Your instructions: Skip the pictures and repeat each line of the data exactly.

Collection entries
--------------------------------------------------

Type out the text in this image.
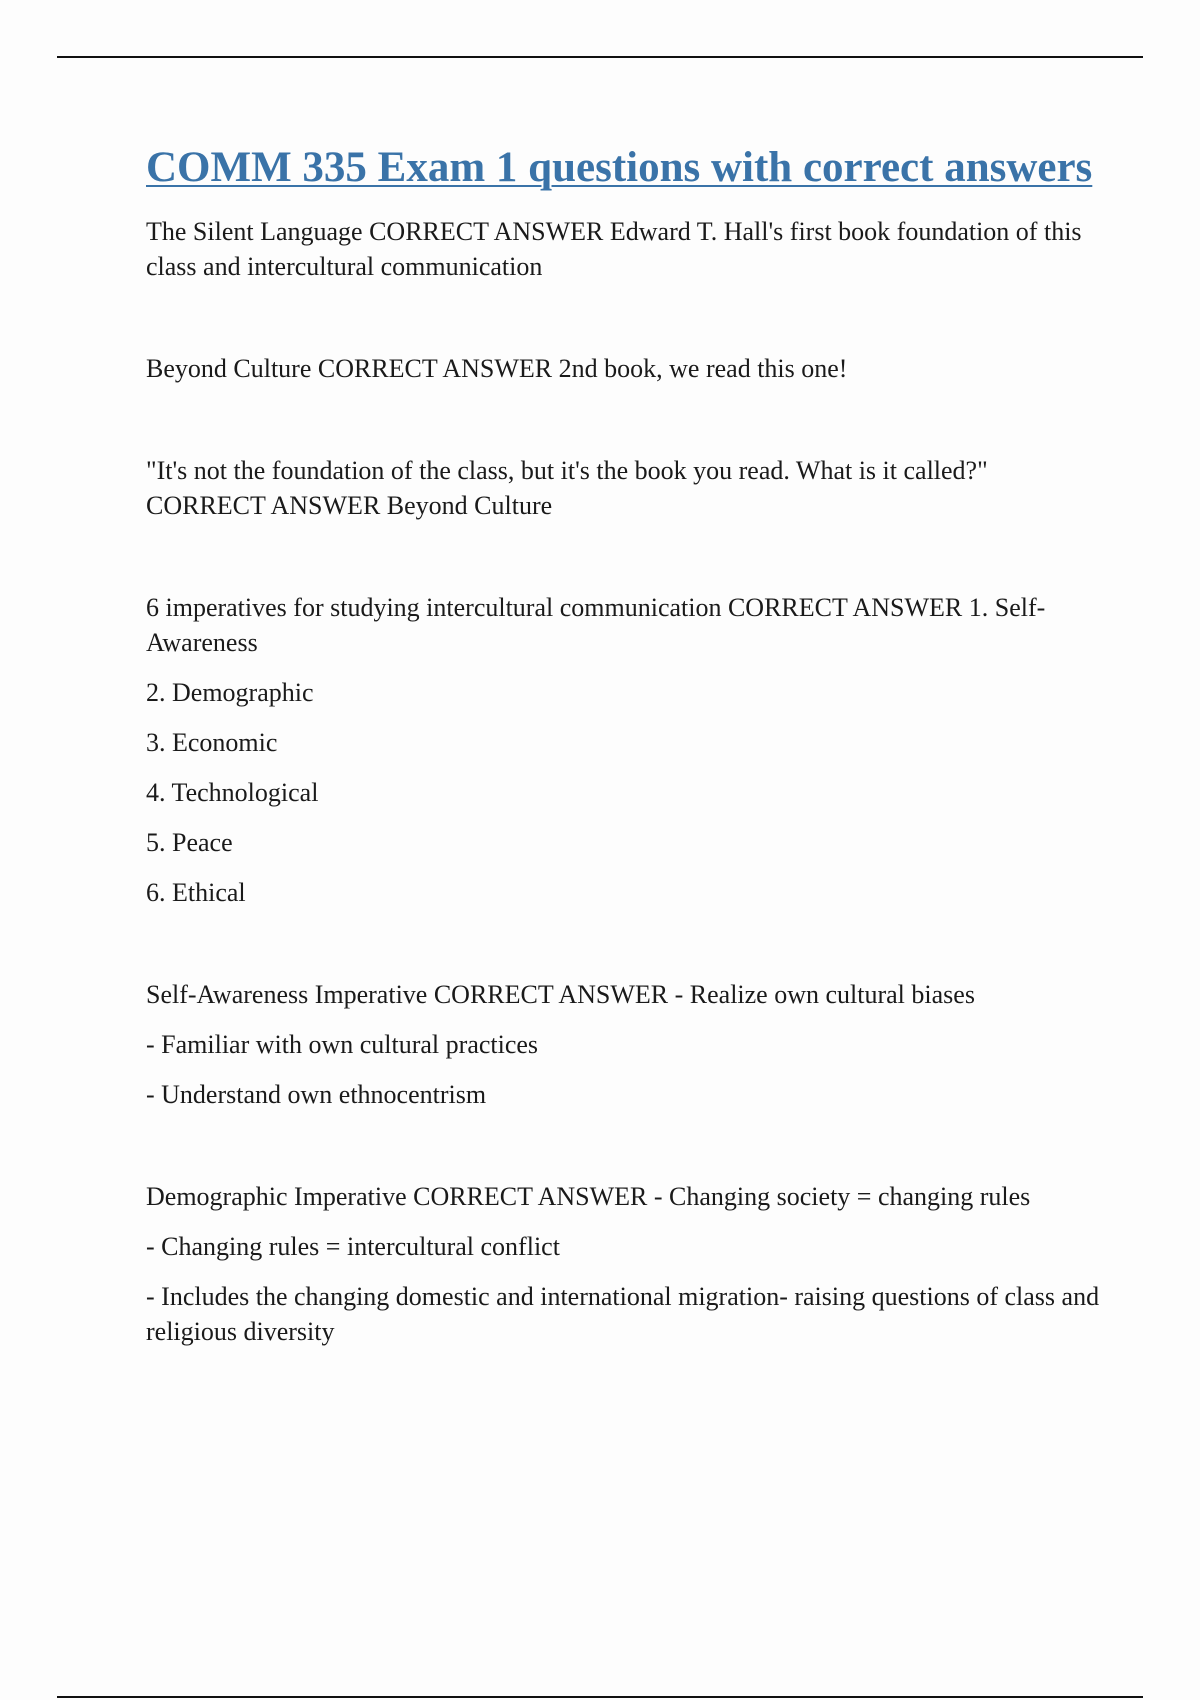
COMM 335 Exam 1 questions with correct answers

The Silent Language CORRECT ANSWER Edward T. Hall's first book foundation of this class and intercultural communication

Beyond Culture CORRECT ANSWER 2nd book, we read this one!

"It's not the foundation of the class, but it's the book you read. What is it called?" CORRECT ANSWER Beyond Culture

6 imperatives for studying intercultural communication CORRECT ANSWER 1. Self-Awareness

2. Demographic

3. Economic

4. Technological

5. Peace

6. Ethical

Self-Awareness Imperative CORRECT ANSWER - Realize own cultural biases

- Familiar with own cultural practices

- Understand own ethnocentrism

Demographic Imperative CORRECT ANSWER - Changing society = changing rules

- Changing rules = intercultural conflict

- Includes the changing domestic and international migration- raising questions of class and religious diversity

--------------------------------------------------

Output of the exercise:
Type out the text in this image.
COMM 335 Exam 1 questions with correct answers

The Silent Language CORRECT ANSWER Edward T. Hall's first book foundation of this class and intercultural communication

Beyond Culture CORRECT ANSWER 2nd book, we read this one!

"It's not the foundation of the class, but it's the book you read. What is it called?" CORRECT ANSWER Beyond Culture

6 imperatives for studying intercultural communication CORRECT ANSWER 1. Self-Awareness

2. Demographic

3. Economic

4. Technological

5. Peace

6. Ethical

Self-Awareness Imperative CORRECT ANSWER - Realize own cultural biases

- Familiar with own cultural practices

- Understand own ethnocentrism

Demographic Imperative CORRECT ANSWER - Changing society = changing rules

- Changing rules = intercultural conflict

- Includes the changing domestic and international migration- raising questions of class and religious diversity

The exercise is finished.